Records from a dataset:
*****

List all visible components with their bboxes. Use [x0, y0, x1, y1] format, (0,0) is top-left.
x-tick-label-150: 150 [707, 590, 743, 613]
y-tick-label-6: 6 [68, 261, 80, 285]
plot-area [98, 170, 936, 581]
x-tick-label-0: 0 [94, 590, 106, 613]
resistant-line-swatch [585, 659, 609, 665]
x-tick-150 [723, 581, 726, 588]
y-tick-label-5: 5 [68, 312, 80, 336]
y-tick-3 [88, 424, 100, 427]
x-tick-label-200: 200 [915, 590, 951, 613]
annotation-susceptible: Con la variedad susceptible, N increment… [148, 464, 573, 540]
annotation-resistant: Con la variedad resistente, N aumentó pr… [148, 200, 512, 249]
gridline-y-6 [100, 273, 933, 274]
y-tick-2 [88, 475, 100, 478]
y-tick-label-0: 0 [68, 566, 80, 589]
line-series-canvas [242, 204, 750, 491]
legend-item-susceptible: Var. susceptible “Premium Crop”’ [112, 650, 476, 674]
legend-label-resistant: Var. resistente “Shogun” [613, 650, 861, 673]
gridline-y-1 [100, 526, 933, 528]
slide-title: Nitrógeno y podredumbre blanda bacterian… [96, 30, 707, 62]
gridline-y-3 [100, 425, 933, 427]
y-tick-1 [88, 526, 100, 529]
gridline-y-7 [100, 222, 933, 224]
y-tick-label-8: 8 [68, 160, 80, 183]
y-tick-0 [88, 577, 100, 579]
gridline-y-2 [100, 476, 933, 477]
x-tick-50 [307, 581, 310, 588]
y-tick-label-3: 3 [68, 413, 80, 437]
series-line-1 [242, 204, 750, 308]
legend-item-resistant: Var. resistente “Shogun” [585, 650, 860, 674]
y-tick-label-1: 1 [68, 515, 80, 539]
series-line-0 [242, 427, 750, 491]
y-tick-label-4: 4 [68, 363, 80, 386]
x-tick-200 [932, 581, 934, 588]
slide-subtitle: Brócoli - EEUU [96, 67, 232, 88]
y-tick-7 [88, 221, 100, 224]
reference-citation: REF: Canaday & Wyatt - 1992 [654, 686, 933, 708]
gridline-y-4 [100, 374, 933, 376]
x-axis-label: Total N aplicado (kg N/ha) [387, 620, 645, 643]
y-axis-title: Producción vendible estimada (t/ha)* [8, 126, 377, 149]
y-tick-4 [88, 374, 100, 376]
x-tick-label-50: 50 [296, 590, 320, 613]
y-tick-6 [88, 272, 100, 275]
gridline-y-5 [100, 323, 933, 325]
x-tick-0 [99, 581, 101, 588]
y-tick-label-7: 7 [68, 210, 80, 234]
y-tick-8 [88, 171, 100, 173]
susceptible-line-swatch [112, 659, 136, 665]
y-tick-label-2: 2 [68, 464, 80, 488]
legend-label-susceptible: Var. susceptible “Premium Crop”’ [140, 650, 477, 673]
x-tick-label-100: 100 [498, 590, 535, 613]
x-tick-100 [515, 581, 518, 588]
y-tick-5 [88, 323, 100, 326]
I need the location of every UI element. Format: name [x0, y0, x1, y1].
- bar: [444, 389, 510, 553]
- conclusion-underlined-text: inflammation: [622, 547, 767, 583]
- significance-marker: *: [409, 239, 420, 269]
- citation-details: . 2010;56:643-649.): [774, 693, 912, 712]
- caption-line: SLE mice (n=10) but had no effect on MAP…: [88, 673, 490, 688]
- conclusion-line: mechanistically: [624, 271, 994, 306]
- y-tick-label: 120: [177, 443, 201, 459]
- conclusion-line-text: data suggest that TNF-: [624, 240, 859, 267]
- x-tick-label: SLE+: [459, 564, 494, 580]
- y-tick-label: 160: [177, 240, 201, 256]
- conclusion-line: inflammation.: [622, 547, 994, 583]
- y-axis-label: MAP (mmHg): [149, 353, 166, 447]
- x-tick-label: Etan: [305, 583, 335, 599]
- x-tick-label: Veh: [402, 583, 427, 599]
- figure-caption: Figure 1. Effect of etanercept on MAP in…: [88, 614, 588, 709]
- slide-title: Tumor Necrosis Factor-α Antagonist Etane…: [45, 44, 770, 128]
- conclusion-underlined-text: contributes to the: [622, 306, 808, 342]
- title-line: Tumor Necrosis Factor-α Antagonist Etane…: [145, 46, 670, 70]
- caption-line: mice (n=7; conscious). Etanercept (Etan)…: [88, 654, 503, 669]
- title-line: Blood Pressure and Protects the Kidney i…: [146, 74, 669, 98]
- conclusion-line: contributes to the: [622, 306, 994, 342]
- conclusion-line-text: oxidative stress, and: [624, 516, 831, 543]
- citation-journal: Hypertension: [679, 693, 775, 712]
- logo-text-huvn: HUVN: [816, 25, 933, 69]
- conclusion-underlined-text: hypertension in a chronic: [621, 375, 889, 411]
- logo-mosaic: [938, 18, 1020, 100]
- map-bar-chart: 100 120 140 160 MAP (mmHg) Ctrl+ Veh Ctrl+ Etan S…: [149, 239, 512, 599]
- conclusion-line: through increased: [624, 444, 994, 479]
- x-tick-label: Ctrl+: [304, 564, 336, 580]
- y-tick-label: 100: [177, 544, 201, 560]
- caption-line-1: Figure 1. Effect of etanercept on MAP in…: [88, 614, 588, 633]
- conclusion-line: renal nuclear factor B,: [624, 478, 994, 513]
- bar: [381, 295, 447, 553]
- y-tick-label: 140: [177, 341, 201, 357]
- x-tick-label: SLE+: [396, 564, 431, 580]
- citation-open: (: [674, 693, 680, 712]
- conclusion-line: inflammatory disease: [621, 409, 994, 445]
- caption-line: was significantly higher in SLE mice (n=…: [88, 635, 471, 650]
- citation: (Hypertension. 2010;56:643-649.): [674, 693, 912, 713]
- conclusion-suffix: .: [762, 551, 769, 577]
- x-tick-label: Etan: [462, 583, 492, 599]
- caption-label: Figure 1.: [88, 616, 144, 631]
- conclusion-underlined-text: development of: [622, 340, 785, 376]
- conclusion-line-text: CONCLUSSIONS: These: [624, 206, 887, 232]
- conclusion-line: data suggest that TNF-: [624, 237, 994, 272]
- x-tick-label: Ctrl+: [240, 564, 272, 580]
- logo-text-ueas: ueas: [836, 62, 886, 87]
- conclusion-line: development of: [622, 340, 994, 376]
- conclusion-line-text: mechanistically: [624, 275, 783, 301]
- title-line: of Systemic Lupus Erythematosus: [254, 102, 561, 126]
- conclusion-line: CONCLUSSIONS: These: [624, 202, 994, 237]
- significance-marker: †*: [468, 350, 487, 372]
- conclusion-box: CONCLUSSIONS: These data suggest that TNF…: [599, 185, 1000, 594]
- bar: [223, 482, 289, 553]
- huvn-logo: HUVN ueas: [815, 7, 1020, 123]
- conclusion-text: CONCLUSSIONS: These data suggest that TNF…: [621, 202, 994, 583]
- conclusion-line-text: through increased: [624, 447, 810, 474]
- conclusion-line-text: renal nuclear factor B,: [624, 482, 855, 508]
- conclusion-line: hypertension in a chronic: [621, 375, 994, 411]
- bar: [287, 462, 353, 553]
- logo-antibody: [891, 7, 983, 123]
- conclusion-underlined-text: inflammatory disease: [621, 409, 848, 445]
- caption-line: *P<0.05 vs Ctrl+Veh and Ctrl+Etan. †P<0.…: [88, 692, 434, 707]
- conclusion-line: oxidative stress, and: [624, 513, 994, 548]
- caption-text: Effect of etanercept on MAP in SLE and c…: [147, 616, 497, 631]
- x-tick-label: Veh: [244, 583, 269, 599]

*****

▶ _What you will do_: In the entries above, identify every line with the string "citation".

▶ _Task solution_:
reference-citation: REF: Canaday & Wyatt - 1992 [654, 686, 933, 708]
- citation-details: . 2010;56:643-649.): [774, 693, 912, 712]
- citation-journal: Hypertension: [679, 693, 775, 712]
- citation-open: (: [674, 693, 680, 712]
- citation: (Hypertension. 2010;56:643-649.): [674, 693, 912, 713]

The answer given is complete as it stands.